--- Material for the task ---

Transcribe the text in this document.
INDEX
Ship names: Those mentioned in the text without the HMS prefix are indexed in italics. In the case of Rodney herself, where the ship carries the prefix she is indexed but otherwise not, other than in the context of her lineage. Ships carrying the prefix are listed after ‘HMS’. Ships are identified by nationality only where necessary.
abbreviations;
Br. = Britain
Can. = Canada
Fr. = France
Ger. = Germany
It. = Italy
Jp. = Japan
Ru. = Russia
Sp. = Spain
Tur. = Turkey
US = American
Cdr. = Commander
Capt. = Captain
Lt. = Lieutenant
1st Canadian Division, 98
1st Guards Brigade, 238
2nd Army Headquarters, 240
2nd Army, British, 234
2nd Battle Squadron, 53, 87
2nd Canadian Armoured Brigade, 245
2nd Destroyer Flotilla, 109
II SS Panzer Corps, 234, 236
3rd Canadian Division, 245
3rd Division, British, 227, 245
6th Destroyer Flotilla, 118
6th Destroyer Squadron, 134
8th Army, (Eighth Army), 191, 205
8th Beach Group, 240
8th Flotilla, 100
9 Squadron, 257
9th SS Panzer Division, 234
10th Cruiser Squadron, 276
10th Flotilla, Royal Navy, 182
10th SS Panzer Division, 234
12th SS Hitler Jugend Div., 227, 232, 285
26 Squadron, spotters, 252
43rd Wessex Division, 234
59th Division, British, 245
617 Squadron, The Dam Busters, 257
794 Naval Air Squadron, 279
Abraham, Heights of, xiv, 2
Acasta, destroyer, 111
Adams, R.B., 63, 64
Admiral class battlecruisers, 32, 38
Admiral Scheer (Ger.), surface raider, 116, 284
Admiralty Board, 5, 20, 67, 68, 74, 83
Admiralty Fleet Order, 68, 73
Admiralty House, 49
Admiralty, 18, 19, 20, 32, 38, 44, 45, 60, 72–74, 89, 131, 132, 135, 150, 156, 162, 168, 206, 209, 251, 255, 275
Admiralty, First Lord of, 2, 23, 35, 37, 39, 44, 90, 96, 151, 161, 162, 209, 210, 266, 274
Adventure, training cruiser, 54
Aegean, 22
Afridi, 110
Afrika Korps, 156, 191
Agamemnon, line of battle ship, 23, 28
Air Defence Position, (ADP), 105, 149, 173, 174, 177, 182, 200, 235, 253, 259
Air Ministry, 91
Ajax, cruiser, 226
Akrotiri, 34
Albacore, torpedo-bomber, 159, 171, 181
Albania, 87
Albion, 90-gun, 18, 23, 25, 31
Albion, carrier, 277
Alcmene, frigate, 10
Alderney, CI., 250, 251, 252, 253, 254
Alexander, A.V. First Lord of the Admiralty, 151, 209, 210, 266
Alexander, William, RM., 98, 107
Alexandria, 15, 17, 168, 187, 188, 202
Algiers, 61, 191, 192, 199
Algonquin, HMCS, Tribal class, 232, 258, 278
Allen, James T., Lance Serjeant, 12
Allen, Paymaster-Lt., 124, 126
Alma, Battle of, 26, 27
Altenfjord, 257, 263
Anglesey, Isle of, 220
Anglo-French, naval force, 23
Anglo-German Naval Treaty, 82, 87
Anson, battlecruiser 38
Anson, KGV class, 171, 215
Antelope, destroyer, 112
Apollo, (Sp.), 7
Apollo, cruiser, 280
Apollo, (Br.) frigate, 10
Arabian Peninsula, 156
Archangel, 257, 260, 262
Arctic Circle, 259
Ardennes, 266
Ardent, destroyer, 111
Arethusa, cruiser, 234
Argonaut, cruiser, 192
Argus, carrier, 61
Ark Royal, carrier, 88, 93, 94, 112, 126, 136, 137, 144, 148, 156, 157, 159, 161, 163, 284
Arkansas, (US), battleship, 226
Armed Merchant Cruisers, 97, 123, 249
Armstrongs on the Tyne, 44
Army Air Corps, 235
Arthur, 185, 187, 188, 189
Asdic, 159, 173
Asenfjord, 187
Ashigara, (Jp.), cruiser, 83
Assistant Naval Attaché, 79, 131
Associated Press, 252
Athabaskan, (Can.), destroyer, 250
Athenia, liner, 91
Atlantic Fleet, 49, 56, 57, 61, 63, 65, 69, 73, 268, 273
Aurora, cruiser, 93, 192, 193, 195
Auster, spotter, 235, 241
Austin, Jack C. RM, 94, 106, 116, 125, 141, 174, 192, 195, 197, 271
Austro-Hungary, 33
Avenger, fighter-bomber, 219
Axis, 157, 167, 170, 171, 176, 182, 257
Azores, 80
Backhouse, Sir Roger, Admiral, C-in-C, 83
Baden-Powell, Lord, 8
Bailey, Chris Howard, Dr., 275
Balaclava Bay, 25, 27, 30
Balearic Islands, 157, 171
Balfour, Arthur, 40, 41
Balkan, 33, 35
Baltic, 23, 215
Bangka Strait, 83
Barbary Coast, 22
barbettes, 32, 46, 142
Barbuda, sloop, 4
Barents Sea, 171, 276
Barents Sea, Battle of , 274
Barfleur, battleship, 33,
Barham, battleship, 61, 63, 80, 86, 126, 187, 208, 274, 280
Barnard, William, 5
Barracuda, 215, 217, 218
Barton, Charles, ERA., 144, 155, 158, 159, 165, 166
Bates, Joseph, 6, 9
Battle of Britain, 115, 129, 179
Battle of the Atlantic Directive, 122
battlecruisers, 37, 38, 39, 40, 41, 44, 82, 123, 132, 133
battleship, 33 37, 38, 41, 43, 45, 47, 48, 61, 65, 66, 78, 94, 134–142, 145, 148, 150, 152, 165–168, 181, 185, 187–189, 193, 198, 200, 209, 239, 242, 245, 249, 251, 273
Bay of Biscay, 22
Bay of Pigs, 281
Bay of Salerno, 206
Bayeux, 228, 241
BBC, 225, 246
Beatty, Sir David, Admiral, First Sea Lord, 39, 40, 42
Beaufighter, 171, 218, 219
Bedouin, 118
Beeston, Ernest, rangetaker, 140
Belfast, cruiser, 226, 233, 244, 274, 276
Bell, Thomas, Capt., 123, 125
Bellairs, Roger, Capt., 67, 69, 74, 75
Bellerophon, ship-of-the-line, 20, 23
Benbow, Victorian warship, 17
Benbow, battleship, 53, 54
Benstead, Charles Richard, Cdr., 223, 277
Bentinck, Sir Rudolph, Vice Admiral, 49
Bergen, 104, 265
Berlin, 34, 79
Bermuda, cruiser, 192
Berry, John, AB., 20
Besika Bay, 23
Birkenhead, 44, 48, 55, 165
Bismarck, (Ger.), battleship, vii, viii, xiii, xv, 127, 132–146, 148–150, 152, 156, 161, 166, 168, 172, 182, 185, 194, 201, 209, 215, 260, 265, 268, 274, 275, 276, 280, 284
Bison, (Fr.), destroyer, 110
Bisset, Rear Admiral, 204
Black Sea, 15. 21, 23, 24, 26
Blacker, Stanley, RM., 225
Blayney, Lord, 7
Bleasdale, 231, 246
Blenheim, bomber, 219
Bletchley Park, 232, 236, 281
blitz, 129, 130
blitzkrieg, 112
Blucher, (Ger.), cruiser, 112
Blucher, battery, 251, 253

---

▶ **What is expected**: Restate every record exactly, leaving nothing out.

▶ **Written answer**:
Transcribe the text in this document.
INDEX
Ship names: Those mentioned in the text without the HMS prefix are indexed in italics. In the case of Rodney herself, where the ship carries the prefix she is indexed but otherwise not, other than in the context of her lineage. Ships carrying the prefix are listed after ‘HMS’. Ships are identified by nationality only where necessary.
abbreviations;
Br. = Britain
Can. = Canada
Fr. = France
Ger. = Germany
It. = Italy
Jp. = Japan
Ru. = Russia
Sp. = Spain
Tur. = Turkey
US = American
Cdr. = Commander
Capt. = Captain
Lt. = Lieutenant
1st Canadian Division, 98
1st Guards Brigade, 238
2nd Army Headquarters, 240
2nd Army, British, 234
2nd Battle Squadron, 53, 87
2nd Canadian Armoured Brigade, 245
2nd Destroyer Flotilla, 109
II SS Panzer Corps, 234, 236
3rd Canadian Division, 245
3rd Division, British, 227, 245
6th Destroyer Flotilla, 118
6th Destroyer Squadron, 134
8th Army, (Eighth Army), 191, 205
8th Beach Group, 240
8th Flotilla, 100
9 Squadron, 257
9th SS Panzer Division, 234
10th Cruiser Squadron, 276
10th Flotilla, Royal Navy, 182
10th SS Panzer Division, 234
12th SS Hitler Jugend Div., 227, 232, 285
26 Squadron, spotters, 252
43rd Wessex Division, 234
59th Division, British, 245
617 Squadron, The Dam Busters, 257
794 Naval Air Squadron, 279
Abraham, Heights of, xiv, 2
Acasta, destroyer, 111
Adams, R.B., 63, 64
Admiral class battlecruisers, 32, 38
Admiral Scheer (Ger.), surface raider, 116, 284
Admiralty Board, 5, 20, 67, 68, 74, 83
Admiralty Fleet Order, 68, 73
Admiralty House, 49
Admiralty, 18, 19, 20, 32, 38, 44, 45, 60, 72–74, 89, 131, 132, 135, 150, 156, 162, 168, 206, 209, 251, 255, 275
Admiralty, First Lord of, 2, 23, 35, 37, 39, 44, 90, 96, 151, 161, 162, 209, 210, 266, 274
Adventure, training cruiser, 54
Aegean, 22
Afridi, 110
Afrika Korps, 156, 191
Agamemnon, line of battle ship, 23, 28
Air Defence Position, (ADP), 105, 149, 173, 174, 177, 182, 200, 235, 253, 259
Air Ministry, 91
Ajax, cruiser, 226
Akrotiri, 34
Albacore, torpedo-bomber, 159, 171, 181
Albania, 87
Albion, 90-gun, 18, 23, 25, 31
Albion, carrier, 277
Alcmene, frigate, 10
Alderney, CI., 250, 251, 252, 253, 254
Alexander, A.V. First Lord of the Admiralty, 151, 209, 210, 266
Alexander, William, RM., 98, 107
Alexandria, 15, 17, 168, 187, 188, 202
Algiers, 61, 191, 192, 199
Algonquin, HMCS, Tribal class, 232, 258, 278
Allen, James T., Lance Serjeant, 12
Allen, Paymaster-Lt., 124, 126
Alma, Battle of, 26, 27
Altenfjord, 257, 263
Anglesey, Isle of, 220
Anglo-French, naval force, 23
Anglo-German Naval Treaty, 82, 87
Anson, battlecruiser 38
Anson, KGV class, 171, 215
Antelope, destroyer, 112
Apollo, (Sp.), 7
Apollo, cruiser, 280
Apollo, (Br.) frigate, 10
Arabian Peninsula, 156
Archangel, 257, 260, 262
Arctic Circle, 259
Ardennes, 266
Ardent, destroyer, 111
Arethusa, cruiser, 234
Argonaut, cruiser, 192
Argus, carrier, 61
Ark Royal, carrier, 88, 93, 94, 112, 126, 136, 137, 144, 148, 156, 157, 159, 161, 163, 284
Arkansas, (US), battleship, 226
Armed Merchant Cruisers, 97, 123, 249
Armstrongs on the Tyne, 44
Army Air Corps, 235
Arthur, 185, 187, 188, 189
Asdic, 159, 173
Asenfjord, 187
Ashigara, (Jp.), cruiser, 83
Assistant Naval Attaché, 79, 131
Associated Press, 252
Athabaskan, (Can.), destroyer, 250
Athenia, liner, 91
Atlantic Fleet, 49, 56, 57, 61, 63, 65, 69, 73, 268, 273
Aurora, cruiser, 93, 192, 193, 195
Auster, spotter, 235, 241
Austin, Jack C. RM, 94, 106, 116, 125, 141, 174, 192, 195, 197, 271
Austro-Hungary, 33
Avenger, fighter-bomber, 219
Axis, 157, 167, 170, 171, 176, 182, 257
Azores, 80
Backhouse, Sir Roger, Admiral, C-in-C, 83
Baden-Powell, Lord, 8
Bailey, Chris Howard, Dr., 275
Balaclava Bay, 25, 27, 30
Balearic Islands, 157, 171
Balfour, Arthur, 40, 41
Balkan, 33, 35
Baltic, 23, 215
Bangka Strait, 83
Barbary Coast, 22
barbettes, 32, 46, 142
Barbuda, sloop, 4
Barents Sea, 171, 276
Barents Sea, Battle of , 274
Barfleur, battleship, 33,
Barham, battleship, 61, 63, 80, 86, 126, 187, 208, 274, 280
Barnard, William, 5
Barracuda, 215, 217, 218
Barton, Charles, ERA., 144, 155, 158, 159, 165, 166
Bates, Joseph, 6, 9
Battle of Britain, 115, 129, 179
Battle of the Atlantic Directive, 122
battlecruisers, 37, 38, 39, 40, 41, 44, 82, 123, 132, 133
battleship, 33 37, 38, 41, 43, 45, 47, 48, 61, 65, 66, 78, 94, 134–142, 145, 148, 150, 152, 165–168, 181, 185, 187–189, 193, 198, 200, 209, 239, 242, 245, 249, 251, 273
Bay of Biscay, 22
Bay of Pigs, 281
Bay of Salerno, 206
Bayeux, 228, 241
BBC, 225, 246
Beatty, Sir David, Admiral, First Sea Lord, 39, 40, 42
Beaufighter, 171, 218, 219
Bedouin, 118
Beeston, Ernest, rangetaker, 140
Belfast, cruiser, 226, 233, 244, 274, 276
Bell, Thomas, Capt., 123, 125
Bellairs, Roger, Capt., 67, 69, 74, 75
Bellerophon, ship-of-the-line, 20, 23
Benbow, Victorian warship, 17
Benbow, battleship, 53, 54
Benstead, Charles Richard, Cdr., 223, 277
Bentinck, Sir Rudolph, Vice Admiral, 49
Bergen, 104, 265
Berlin, 34, 79
Bermuda, cruiser, 192
Berry, John, AB., 20
Besika Bay, 23
Birkenhead, 44, 48, 55, 165
Bismarck, (Ger.), battleship, vii, viii, xiii, xv, 127, 132–146, 148–150, 152, 156, 161, 166, 168, 172, 182, 185, 194, 201, 209, 215, 260, 265, 268, 274, 275, 276, 280, 284
Bison, (Fr.), destroyer, 110
Bisset, Rear Admiral, 204
Black Sea, 15. 21, 23, 24, 26
Blacker, Stanley, RM., 225
Blayney, Lord, 7
Bleasdale, 231, 246
Blenheim, bomber, 219
Bletchley Park, 232, 236, 281
blitz, 129, 130
blitzkrieg, 112
Blucher, (Ger.), cruiser, 112
Blucher, battery, 251, 253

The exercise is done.